(Saved entries)
※
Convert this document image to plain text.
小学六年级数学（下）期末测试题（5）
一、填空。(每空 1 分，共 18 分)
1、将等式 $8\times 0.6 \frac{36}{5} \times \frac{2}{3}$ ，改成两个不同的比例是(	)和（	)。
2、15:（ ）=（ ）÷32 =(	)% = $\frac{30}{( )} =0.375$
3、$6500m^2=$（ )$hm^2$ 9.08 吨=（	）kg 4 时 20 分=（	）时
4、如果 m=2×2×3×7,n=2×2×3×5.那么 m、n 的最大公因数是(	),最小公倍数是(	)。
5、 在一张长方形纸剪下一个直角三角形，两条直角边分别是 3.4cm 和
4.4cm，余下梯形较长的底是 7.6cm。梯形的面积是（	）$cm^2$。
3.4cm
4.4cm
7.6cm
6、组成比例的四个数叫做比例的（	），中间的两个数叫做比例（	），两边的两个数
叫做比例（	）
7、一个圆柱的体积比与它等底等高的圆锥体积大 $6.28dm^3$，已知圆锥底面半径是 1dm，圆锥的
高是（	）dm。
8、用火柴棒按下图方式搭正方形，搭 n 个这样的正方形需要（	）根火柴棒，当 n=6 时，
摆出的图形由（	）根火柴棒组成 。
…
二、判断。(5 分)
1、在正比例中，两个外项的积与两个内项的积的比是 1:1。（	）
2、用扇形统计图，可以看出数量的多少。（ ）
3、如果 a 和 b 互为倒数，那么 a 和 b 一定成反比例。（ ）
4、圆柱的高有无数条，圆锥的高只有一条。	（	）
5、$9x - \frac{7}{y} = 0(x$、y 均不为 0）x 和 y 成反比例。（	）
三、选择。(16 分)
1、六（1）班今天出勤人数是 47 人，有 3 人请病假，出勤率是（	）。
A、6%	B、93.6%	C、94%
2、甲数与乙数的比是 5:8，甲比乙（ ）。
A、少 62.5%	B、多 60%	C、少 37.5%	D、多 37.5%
※
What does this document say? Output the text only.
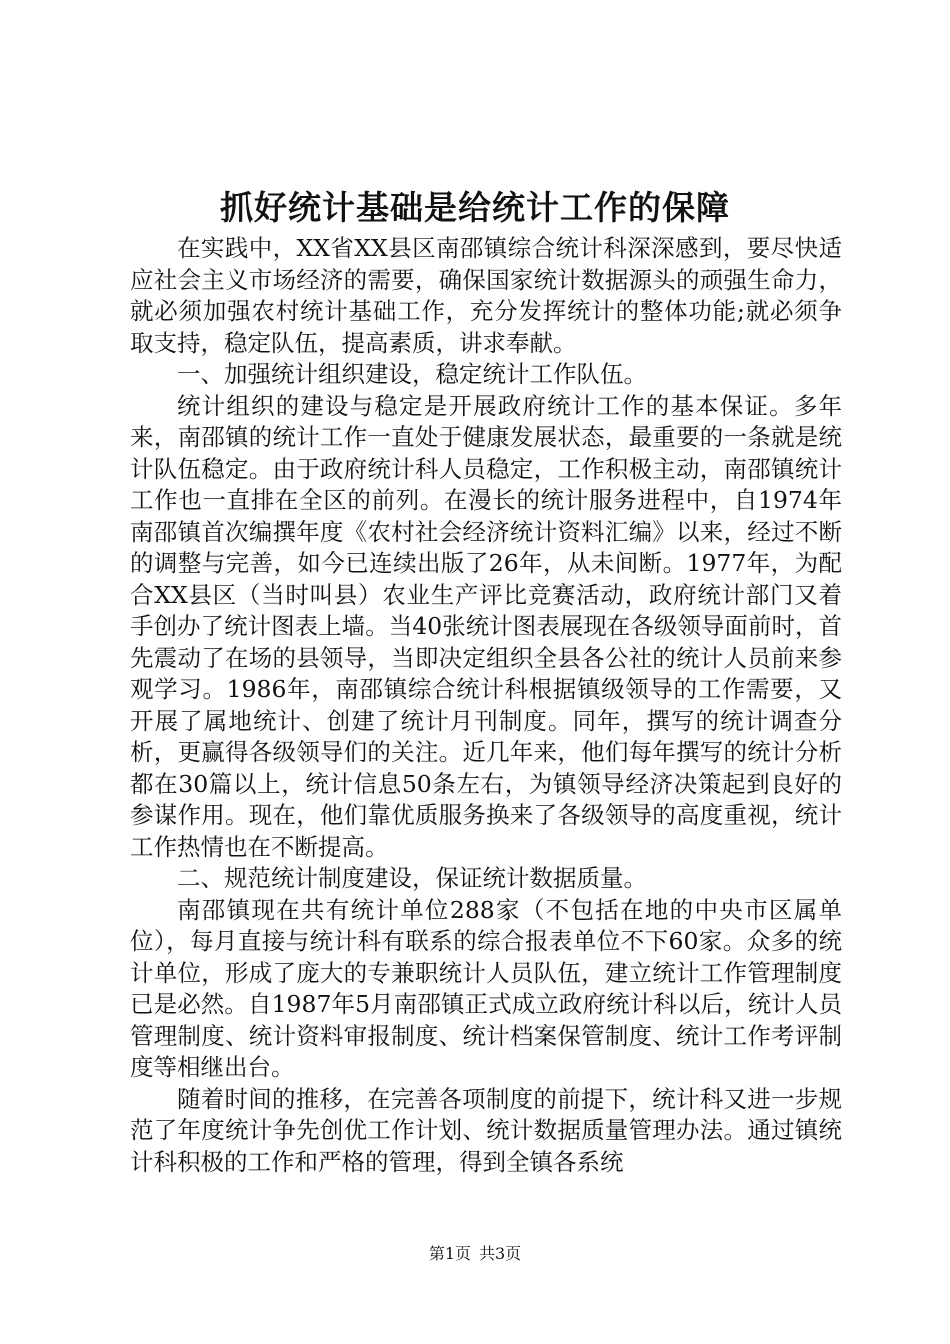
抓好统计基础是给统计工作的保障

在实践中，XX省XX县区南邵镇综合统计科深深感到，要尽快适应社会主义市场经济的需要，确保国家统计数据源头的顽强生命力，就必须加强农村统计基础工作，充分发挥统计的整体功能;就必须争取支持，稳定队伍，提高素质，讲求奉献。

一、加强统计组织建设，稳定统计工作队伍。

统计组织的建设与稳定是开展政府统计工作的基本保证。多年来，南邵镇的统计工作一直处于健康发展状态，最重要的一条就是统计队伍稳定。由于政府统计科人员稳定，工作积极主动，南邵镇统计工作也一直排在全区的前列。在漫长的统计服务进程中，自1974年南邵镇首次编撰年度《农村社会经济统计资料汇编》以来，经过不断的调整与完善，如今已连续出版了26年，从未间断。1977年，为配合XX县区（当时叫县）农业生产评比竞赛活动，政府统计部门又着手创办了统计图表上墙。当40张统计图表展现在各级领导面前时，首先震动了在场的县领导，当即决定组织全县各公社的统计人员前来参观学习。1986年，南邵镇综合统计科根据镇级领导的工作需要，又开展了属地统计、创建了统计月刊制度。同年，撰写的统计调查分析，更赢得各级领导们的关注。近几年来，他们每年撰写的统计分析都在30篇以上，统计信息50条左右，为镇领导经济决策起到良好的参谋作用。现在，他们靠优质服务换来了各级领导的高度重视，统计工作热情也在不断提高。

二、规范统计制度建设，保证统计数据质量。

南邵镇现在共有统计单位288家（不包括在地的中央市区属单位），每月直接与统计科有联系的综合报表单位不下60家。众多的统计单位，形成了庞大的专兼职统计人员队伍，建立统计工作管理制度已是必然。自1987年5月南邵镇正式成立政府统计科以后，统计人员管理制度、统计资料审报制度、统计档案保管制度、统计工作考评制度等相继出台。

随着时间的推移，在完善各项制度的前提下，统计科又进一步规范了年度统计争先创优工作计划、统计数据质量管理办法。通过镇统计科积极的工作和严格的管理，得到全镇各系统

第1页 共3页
※
What needs to be done: From the entries above, copy every line where the word "text" shows up.

Response for this exercise:
Convert this document image to plain text.
What does this document say? Output the text only.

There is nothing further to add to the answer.